GIVEN RECORDS:

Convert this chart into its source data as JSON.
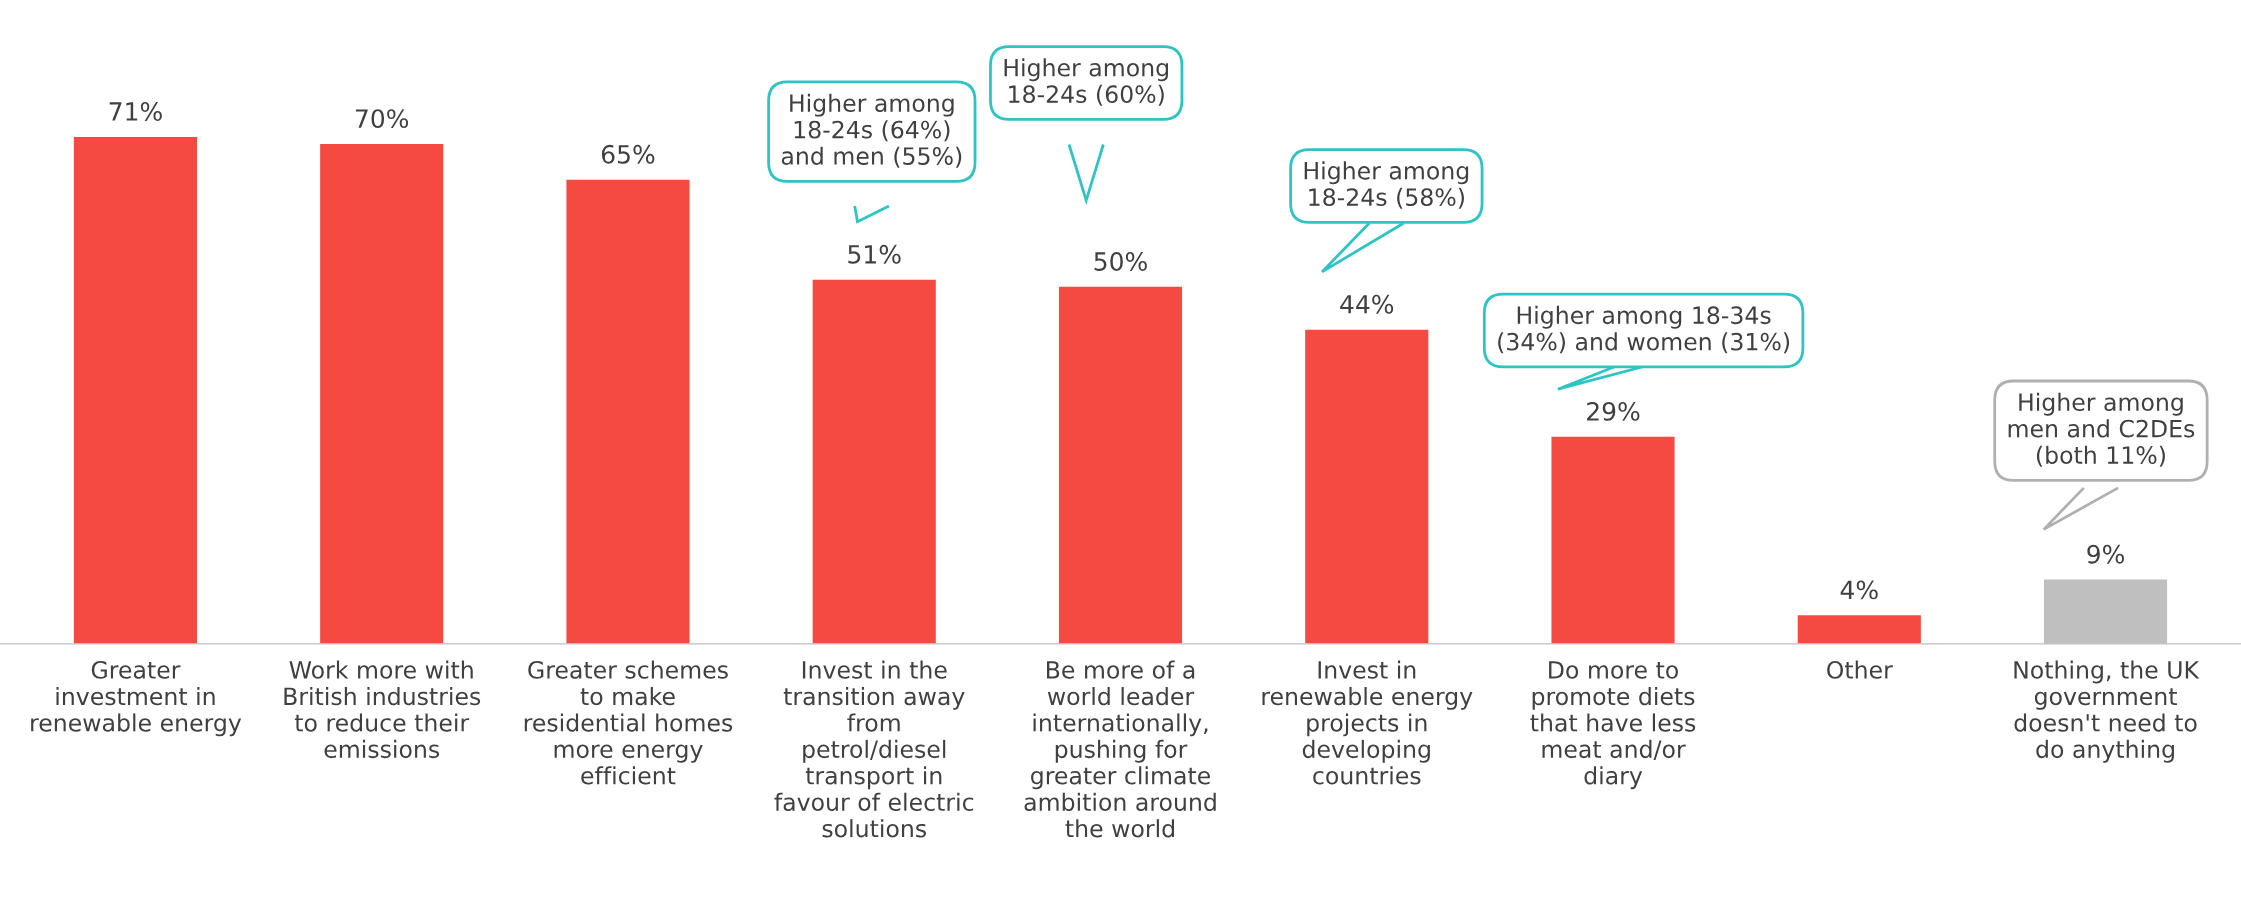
{
  "chart_data": {
    "type": "bar",
    "categories": [
      "Greater\ninvestment in\nrenewable energy",
      "Work more with\nBritish industries\nto reduce their\nemissions",
      "Greater schemes\nto make\nresidential homes\nmore energy\nefficient",
      "Invest in the\ntransition away\nfrom\npetrol/diesel\ntransport in\nfavour of electric\nsolutions",
      "Be more of a\nworld leader\ninternationally,\npushing for\ngreater climate\nambition around\nthe world",
      "Invest in\nrenewable energy\nprojects in\ndeveloping\ncountries",
      "Do more to\npromote diets\nthat have less\nmeat and/or\ndiary",
      "Other",
      "Nothing, the UK\ngovernment\ndoesn't need to\ndo anything"
    ],
    "values": [
      71,
      70,
      65,
      51,
      50,
      44,
      29,
      4,
      9
    ],
    "value_labels": [
      "71%",
      "70%",
      "65%",
      "51%",
      "50%",
      "44%",
      "29%",
      "4%",
      "9%"
    ],
    "colors": [
      "#f44a41",
      "#f44a41",
      "#f44a41",
      "#f44a41",
      "#f44a41",
      "#f44a41",
      "#f44a41",
      "#f44a41",
      "#bfbfbf"
    ],
    "annotations": [
      "Higher among\n18-24s (64%)\nand men (55%)",
      "Higher among\n18-24s (60%)",
      "Higher among\n18-24s (58%)",
      "Higher among 18-34s\n(34%) and women (31%)",
      "Higher among\nmen and C2DEs\n(both 11%)"
    ],
    "grid": false,
    "legend": false
  }
}
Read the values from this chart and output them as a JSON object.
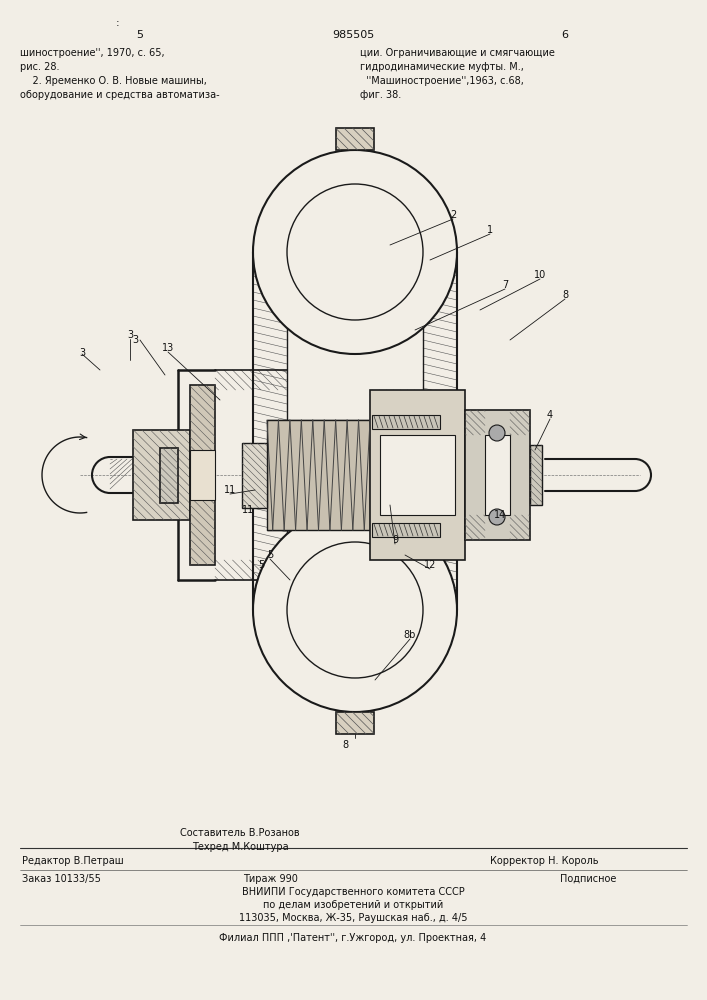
{
  "bg_color": "#f2eee6",
  "page_number_left": "5",
  "page_number_center": "985505",
  "page_number_right": "6",
  "top_dot": ":",
  "top_left_texts": [
    "шиностроение'', 1970, с. 65,",
    "рис. 28.",
    "    2. Яременко О. В. Новые машины,",
    "оборудование и средства автоматиза-"
  ],
  "top_right_texts": [
    "ции. Ограничивающие и смягчающие",
    "гидродинамические муфты. М.,",
    "  ''Машиностроение'',1963, с.68,",
    "фиг. 38."
  ],
  "bottom_editor": "Редактор В.Петраш",
  "bottom_composer_line1": "Составитель В.Розанов",
  "bottom_composer_line2": "Техред М.Коштура",
  "bottom_corrector": "Корректор Н. Король",
  "bottom_order": "Заказ 10133/55",
  "bottom_tirazh": "Тираж 990",
  "bottom_podpisnoe": "Подписное",
  "bottom_vnipi": "ВНИИПИ Государственного комитета СССР",
  "bottom_address1": "по делам изобретений и открытий",
  "bottom_address2": "113035, Москва, Ж-35, Раушская наб., д. 4/5",
  "bottom_filial": "Филиал ППП ,'Патент'', г.Ужгород, ул. Проектная, 4"
}
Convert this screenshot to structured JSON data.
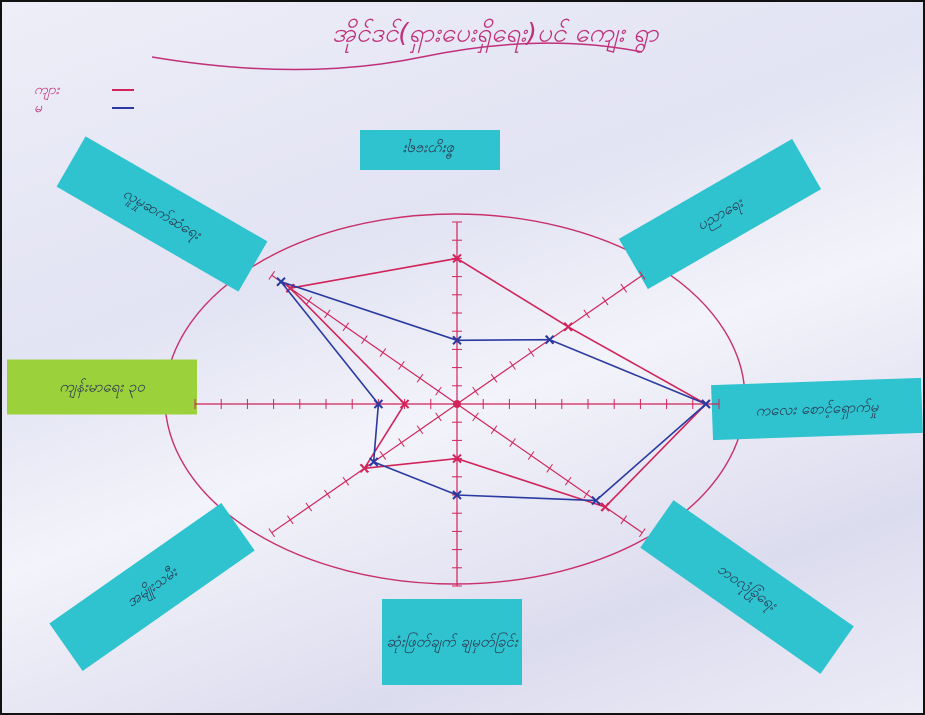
{
  "title": "အိုင်ဒင်(ရှားပေးရှိရေး)ပင် ကျေး ရွာ",
  "legend": [
    {
      "label": "ကျား",
      "color": "#d0245a"
    },
    {
      "label": "မ",
      "color": "#2a3aa0"
    }
  ],
  "chart_data": {
    "type": "radar",
    "categories": [
      "စီးပွားရေး",
      "ပညာရေး",
      "ကလေး စောင့်ရှောက်မှု",
      "ဘဝလုံခြုံရေး",
      "ဆုံးဖြတ်ချက် ချမှတ်ခြင်း",
      "အမျိုးသမီး",
      "ကျန်းမာရေး ၃၀",
      "လူမှုဆက်ဆံရေး"
    ],
    "rlim": [
      0,
      10
    ],
    "rticks": [
      1,
      2,
      3,
      4,
      5,
      6,
      7,
      8,
      9,
      10
    ],
    "series": [
      {
        "name": "ကျား",
        "color": "#d0245a",
        "values": [
          8,
          6,
          9.5,
          8,
          3,
          5,
          2,
          9
        ]
      },
      {
        "name": "မ",
        "color": "#2a3aa0",
        "values": [
          3.5,
          5,
          9.5,
          7.5,
          5,
          4.5,
          3,
          9.5
        ]
      }
    ]
  }
}
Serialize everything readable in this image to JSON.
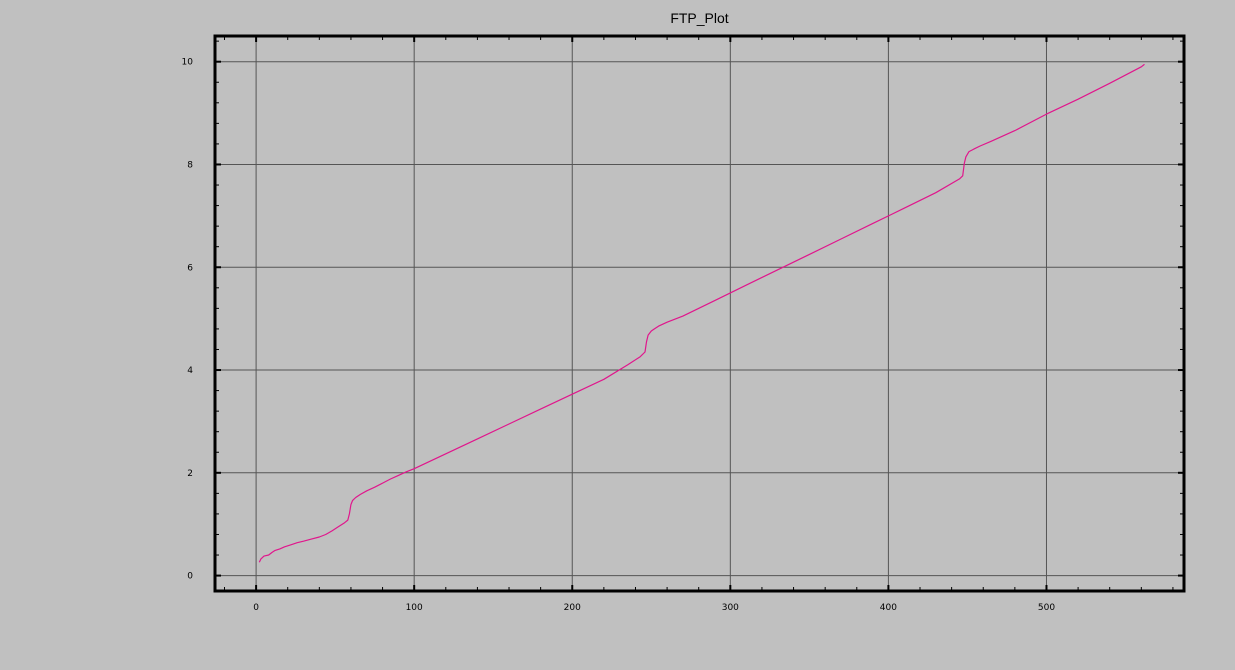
{
  "chart_data": {
    "type": "line",
    "title": "FTP_Plot",
    "xlabel": "",
    "ylabel": "",
    "xlim": [
      -26,
      587
    ],
    "ylim": [
      -0.3,
      10.5
    ],
    "xticks": [
      0,
      100,
      200,
      300,
      400,
      500
    ],
    "yticks": [
      0,
      2,
      4,
      6,
      8,
      10
    ],
    "grid": true,
    "legend": "none",
    "colors": {
      "background": "#c0c0c0",
      "grid": "#555555",
      "frame": "#000000",
      "series": "#e0168c"
    },
    "series": [
      {
        "values": [
          [
            2,
            0.26
          ],
          [
            3,
            0.32
          ],
          [
            5,
            0.38
          ],
          [
            8,
            0.4
          ],
          [
            10,
            0.45
          ],
          [
            12,
            0.49
          ],
          [
            15,
            0.52
          ],
          [
            18,
            0.56
          ],
          [
            22,
            0.6
          ],
          [
            26,
            0.64
          ],
          [
            30,
            0.67
          ],
          [
            35,
            0.71
          ],
          [
            40,
            0.75
          ],
          [
            44,
            0.8
          ],
          [
            48,
            0.87
          ],
          [
            52,
            0.95
          ],
          [
            56,
            1.03
          ],
          [
            58,
            1.08
          ],
          [
            59,
            1.2
          ],
          [
            60,
            1.38
          ],
          [
            61,
            1.46
          ],
          [
            63,
            1.52
          ],
          [
            66,
            1.58
          ],
          [
            70,
            1.65
          ],
          [
            75,
            1.72
          ],
          [
            80,
            1.8
          ],
          [
            85,
            1.88
          ],
          [
            90,
            1.95
          ],
          [
            95,
            2.02
          ],
          [
            100,
            2.08
          ],
          [
            120,
            2.37
          ],
          [
            140,
            2.66
          ],
          [
            160,
            2.95
          ],
          [
            180,
            3.24
          ],
          [
            200,
            3.53
          ],
          [
            220,
            3.82
          ],
          [
            235,
            4.1
          ],
          [
            243,
            4.26
          ],
          [
            246,
            4.35
          ],
          [
            247,
            4.55
          ],
          [
            248,
            4.68
          ],
          [
            250,
            4.76
          ],
          [
            252,
            4.8
          ],
          [
            255,
            4.86
          ],
          [
            260,
            4.93
          ],
          [
            270,
            5.05
          ],
          [
            290,
            5.35
          ],
          [
            310,
            5.65
          ],
          [
            330,
            5.95
          ],
          [
            350,
            6.25
          ],
          [
            370,
            6.55
          ],
          [
            390,
            6.85
          ],
          [
            410,
            7.15
          ],
          [
            430,
            7.45
          ],
          [
            445,
            7.72
          ],
          [
            447,
            7.78
          ],
          [
            448,
            8.02
          ],
          [
            449,
            8.15
          ],
          [
            451,
            8.25
          ],
          [
            454,
            8.3
          ],
          [
            458,
            8.36
          ],
          [
            465,
            8.45
          ],
          [
            480,
            8.66
          ],
          [
            500,
            8.98
          ],
          [
            520,
            9.27
          ],
          [
            540,
            9.58
          ],
          [
            560,
            9.9
          ],
          [
            562,
            9.95
          ]
        ]
      }
    ]
  }
}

TASK INSTRUCTIONS: Repeat all the records above exactly, leaving out any pictures.

OUTPUT OF THE EXERCISE:
Convert this chart into its source data as JSON.
{
  "chart_data": {
    "type": "bar",
    "categories": [
      "Greater\ninvestment in\nrenewable energy",
      "Work more with\nBritish industries\nto reduce their\nemissions",
      "Greater schemes\nto make\nresidential homes\nmore energy\nefficient",
      "Invest in the\ntransition away\nfrom\npetrol/diesel\ntransport in\nfavour of electric\nsolutions",
      "Be more of a\nworld leader\ninternationally,\npushing for\ngreater climate\nambition around\nthe world",
      "Invest in\nrenewable energy\nprojects in\ndeveloping\ncountries",
      "Do more to\npromote diets\nthat have less\nmeat and/or\ndiary",
      "Other",
      "Nothing, the UK\ngovernment\ndoesn't need to\ndo anything"
    ],
    "values": [
      71,
      70,
      65,
      51,
      50,
      44,
      29,
      4,
      9
    ],
    "value_labels": [
      "71%",
      "70%",
      "65%",
      "51%",
      "50%",
      "44%",
      "29%",
      "4%",
      "9%"
    ],
    "colors": [
      "#f44a41",
      "#f44a41",
      "#f44a41",
      "#f44a41",
      "#f44a41",
      "#f44a41",
      "#f44a41",
      "#f44a41",
      "#bfbfbf"
    ],
    "annotations": [
      "Higher among\n18-24s (64%)\nand men (55%)",
      "Higher among\n18-24s (60%)",
      "Higher among\n18-24s (58%)",
      "Higher among 18-34s\n(34%) and women (31%)",
      "Higher among\nmen and C2DEs\n(both 11%)"
    ],
    "grid": false,
    "legend": false
  }
}
Read the values from this chart and output them as a JSON object.
{
  "bg_color": "#f2eee6",
  "page_number_left": "5",
  "page_number_center": "985505",
  "page_number_right": "6",
  "top_dot": ":",
  "top_left_texts": [
    "шиностроение'', 1970, с. 65,",
    "рис. 28.",
    "    2. Яременко О. В. Новые машины,",
    "оборудование и средства автоматиза-"
  ],
  "top_right_texts": [
    "ции. Ограничивающие и смягчающие",
    "гидродинамические муфты. М.,",
    "  ''Машиностроение'',1963, с.68,",
    "фиг. 38."
  ],
  "bottom_editor": "Редактор В.Петраш",
  "bottom_composer_line1": "Составитель В.Розанов",
  "bottom_composer_line2": "Техред М.Коштура",
  "bottom_corrector": "Корректор Н. Король",
  "bottom_order": "Заказ 10133/55",
  "bottom_tirazh": "Тираж 990",
  "bottom_podpisnoe": "Подписное",
  "bottom_vnipi": "ВНИИПИ Государственного комитета СССР",
  "bottom_address1": "по делам изобретений и открытий",
  "bottom_address2": "113035, Москва, Ж-35, Раушская наб., д. 4/5",
  "bottom_filial": "Филиал ППП ,'Патент'', г.Ужгород, ул. Проектная, 4"
}
Convert this screenshot to structured JSON data.
{
  "title": "အိုင်ဒင်(ရှားပေးရှိရေး)ပင် ကျေး ရွာ",
  "legend": [
    {
      "label": "ကျား",
      "color": "#d0245a"
    },
    {
      "label": "မ",
      "color": "#2a3aa0"
    }
  ],
  "chart_data": {
    "type": "radar",
    "categories": [
      "စီးပွားရေး",
      "ပညာရေး",
      "ကလေး စောင့်ရှောက်မှု",
      "ဘဝလုံခြုံရေး",
      "ဆုံးဖြတ်ချက် ချမှတ်ခြင်း",
      "အမျိုးသမီး",
      "ကျန်းမာရေး ၃၀",
      "လူမှုဆက်ဆံရေး"
    ],
    "rlim": [
      0,
      10
    ],
    "rticks": [
      1,
      2,
      3,
      4,
      5,
      6,
      7,
      8,
      9,
      10
    ],
    "series": [
      {
        "name": "ကျား",
        "color": "#d0245a",
        "values": [
          8,
          6,
          9.5,
          8,
          3,
          5,
          2,
          9
        ]
      },
      {
        "name": "မ",
        "color": "#2a3aa0",
        "values": [
          3.5,
          5,
          9.5,
          7.5,
          5,
          4.5,
          3,
          9.5
        ]
      }
    ]
  }
}
Serialize everything readable in this image to JSON.
{
  "chart_data": {
    "type": "line",
    "title": "FTP_Plot",
    "xlabel": "",
    "ylabel": "",
    "xlim": [
      -26,
      587
    ],
    "ylim": [
      -0.3,
      10.5
    ],
    "xticks": [
      0,
      100,
      200,
      300,
      400,
      500
    ],
    "yticks": [
      0,
      2,
      4,
      6,
      8,
      10
    ],
    "grid": true,
    "legend": "none",
    "colors": {
      "background": "#c0c0c0",
      "grid": "#555555",
      "frame": "#000000",
      "series": "#e0168c"
    },
    "series": [
      {
        "values": [
          [
            2,
            0.26
          ],
          [
            3,
            0.32
          ],
          [
            5,
            0.38
          ],
          [
            8,
            0.4
          ],
          [
            10,
            0.45
          ],
          [
            12,
            0.49
          ],
          [
            15,
            0.52
          ],
          [
            18,
            0.56
          ],
          [
            22,
            0.6
          ],
          [
            26,
            0.64
          ],
          [
            30,
            0.67
          ],
          [
            35,
            0.71
          ],
          [
            40,
            0.75
          ],
          [
            44,
            0.8
          ],
          [
            48,
            0.87
          ],
          [
            52,
            0.95
          ],
          [
            56,
            1.03
          ],
          [
            58,
            1.08
          ],
          [
            59,
            1.2
          ],
          [
            60,
            1.38
          ],
          [
            61,
            1.46
          ],
          [
            63,
            1.52
          ],
          [
            66,
            1.58
          ],
          [
            70,
            1.65
          ],
          [
            75,
            1.72
          ],
          [
            80,
            1.8
          ],
          [
            85,
            1.88
          ],
          [
            90,
            1.95
          ],
          [
            95,
            2.02
          ],
          [
            100,
            2.08
          ],
          [
            120,
            2.37
          ],
          [
            140,
            2.66
          ],
          [
            160,
            2.95
          ],
          [
            180,
            3.24
          ],
          [
            200,
            3.53
          ],
          [
            220,
            3.82
          ],
          [
            235,
            4.1
          ],
          [
            243,
            4.26
          ],
          [
            246,
            4.35
          ],
          [
            247,
            4.55
          ],
          [
            248,
            4.68
          ],
          [
            250,
            4.76
          ],
          [
            252,
            4.8
          ],
          [
            255,
            4.86
          ],
          [
            260,
            4.93
          ],
          [
            270,
            5.05
          ],
          [
            290,
            5.35
          ],
          [
            310,
            5.65
          ],
          [
            330,
            5.95
          ],
          [
            350,
            6.25
          ],
          [
            370,
            6.55
          ],
          [
            390,
            6.85
          ],
          [
            410,
            7.15
          ],
          [
            430,
            7.45
          ],
          [
            445,
            7.72
          ],
          [
            447,
            7.78
          ],
          [
            448,
            8.02
          ],
          [
            449,
            8.15
          ],
          [
            451,
            8.25
          ],
          [
            454,
            8.3
          ],
          [
            458,
            8.36
          ],
          [
            465,
            8.45
          ],
          [
            480,
            8.66
          ],
          [
            500,
            8.98
          ],
          [
            520,
            9.27
          ],
          [
            540,
            9.58
          ],
          [
            560,
            9.9
          ],
          [
            562,
            9.95
          ]
        ]
      }
    ]
  }
}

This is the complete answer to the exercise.